Document extract.
======
= Zhang Kechun =

Chinese artist and photographer

Zhang Kechun (张克纯; born 1980 in Sichuan) is a Chinese artist and photographer. He is known for his photographs dwelling on the significance of the landscape in modern Chinese national identity. He currently lives and works in Chengdu, China.

==Biography==
Zhang's first series The Yellow River documents the effects of modernisation along the third longest river in Asia.
His second series, Between the Mountains and the Water, continued to explore the relationship between the people and land on which they live and work.

Zhang Kechun won the National Geographic Picks Global Prize in 2008, the Daylight Photo Award and the Arles Photo Festival Discovery Award in 2014. He was nominated by the Three Shadow Photo Award in 2012, Sony World Photography Awards in 2012 and 2013, and by the Prix HSBC Pour la Photographie in 2014.
======
Dataset excerpts.
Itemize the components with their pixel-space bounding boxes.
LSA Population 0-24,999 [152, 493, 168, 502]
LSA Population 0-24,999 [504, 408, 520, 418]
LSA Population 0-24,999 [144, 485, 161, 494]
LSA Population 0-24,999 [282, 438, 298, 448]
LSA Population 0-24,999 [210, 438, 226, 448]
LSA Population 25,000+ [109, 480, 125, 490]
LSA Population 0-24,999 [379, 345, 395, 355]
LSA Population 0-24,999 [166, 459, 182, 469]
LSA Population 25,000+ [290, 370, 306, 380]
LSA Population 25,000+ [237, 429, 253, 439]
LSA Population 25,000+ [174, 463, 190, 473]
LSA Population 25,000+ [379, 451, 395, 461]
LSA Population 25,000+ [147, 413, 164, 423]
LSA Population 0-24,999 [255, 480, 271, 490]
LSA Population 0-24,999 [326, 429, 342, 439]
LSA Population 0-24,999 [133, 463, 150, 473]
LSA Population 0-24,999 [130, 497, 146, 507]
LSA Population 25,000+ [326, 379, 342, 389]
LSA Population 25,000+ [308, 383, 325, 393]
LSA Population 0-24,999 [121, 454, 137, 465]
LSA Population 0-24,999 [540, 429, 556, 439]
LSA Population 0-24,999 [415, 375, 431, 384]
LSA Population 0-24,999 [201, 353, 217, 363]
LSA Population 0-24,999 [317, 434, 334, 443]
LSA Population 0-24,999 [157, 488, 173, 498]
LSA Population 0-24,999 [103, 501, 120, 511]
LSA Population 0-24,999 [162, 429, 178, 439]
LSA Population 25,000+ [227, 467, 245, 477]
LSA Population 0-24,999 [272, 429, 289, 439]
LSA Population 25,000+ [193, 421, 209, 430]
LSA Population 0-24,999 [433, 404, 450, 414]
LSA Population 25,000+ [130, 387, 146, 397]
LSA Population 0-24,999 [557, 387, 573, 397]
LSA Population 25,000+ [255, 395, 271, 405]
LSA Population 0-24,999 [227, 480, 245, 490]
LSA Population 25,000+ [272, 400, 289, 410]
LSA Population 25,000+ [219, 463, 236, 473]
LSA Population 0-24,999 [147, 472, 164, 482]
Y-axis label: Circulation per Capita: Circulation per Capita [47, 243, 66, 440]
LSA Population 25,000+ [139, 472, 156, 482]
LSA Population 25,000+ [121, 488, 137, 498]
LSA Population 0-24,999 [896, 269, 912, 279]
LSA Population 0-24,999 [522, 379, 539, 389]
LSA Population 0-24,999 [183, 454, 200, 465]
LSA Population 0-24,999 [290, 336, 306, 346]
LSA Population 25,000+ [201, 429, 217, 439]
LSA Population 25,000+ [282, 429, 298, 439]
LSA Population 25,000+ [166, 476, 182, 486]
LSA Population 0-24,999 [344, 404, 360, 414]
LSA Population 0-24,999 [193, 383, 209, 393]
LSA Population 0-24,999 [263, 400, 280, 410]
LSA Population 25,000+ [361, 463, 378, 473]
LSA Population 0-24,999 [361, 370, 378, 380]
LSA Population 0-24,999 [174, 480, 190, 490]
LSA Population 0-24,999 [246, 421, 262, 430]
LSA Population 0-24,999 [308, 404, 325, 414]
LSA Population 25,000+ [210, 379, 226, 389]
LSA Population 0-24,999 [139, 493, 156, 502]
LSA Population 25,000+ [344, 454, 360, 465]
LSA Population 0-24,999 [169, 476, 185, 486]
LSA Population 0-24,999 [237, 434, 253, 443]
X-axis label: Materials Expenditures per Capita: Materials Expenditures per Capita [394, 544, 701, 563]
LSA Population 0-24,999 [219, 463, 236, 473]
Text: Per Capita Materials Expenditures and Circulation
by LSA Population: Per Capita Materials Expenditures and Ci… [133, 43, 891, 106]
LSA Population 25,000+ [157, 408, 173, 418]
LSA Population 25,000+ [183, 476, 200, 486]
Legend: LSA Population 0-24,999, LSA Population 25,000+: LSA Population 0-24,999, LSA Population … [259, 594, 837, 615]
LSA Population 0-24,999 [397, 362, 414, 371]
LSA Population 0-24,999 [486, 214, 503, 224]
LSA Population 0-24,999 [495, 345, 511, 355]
======
Job.
Reproduce word for word the passage of the text about Zhang Kechun that runs from "Zhang Kechun won" up to and including "Photographie in 2014.".

Task result.
Zhang Kechun won the National Geographic Picks Global Prize in 2008, the Daylight Photo Award and the Arles Photo Festival Discovery Award in 2014. He was nominated by the Three Shadow Photo Award in 2012, Sony World Photography Awards in 2012 and 2013, and by the Prix HSBC Pour la Photographie in 2014.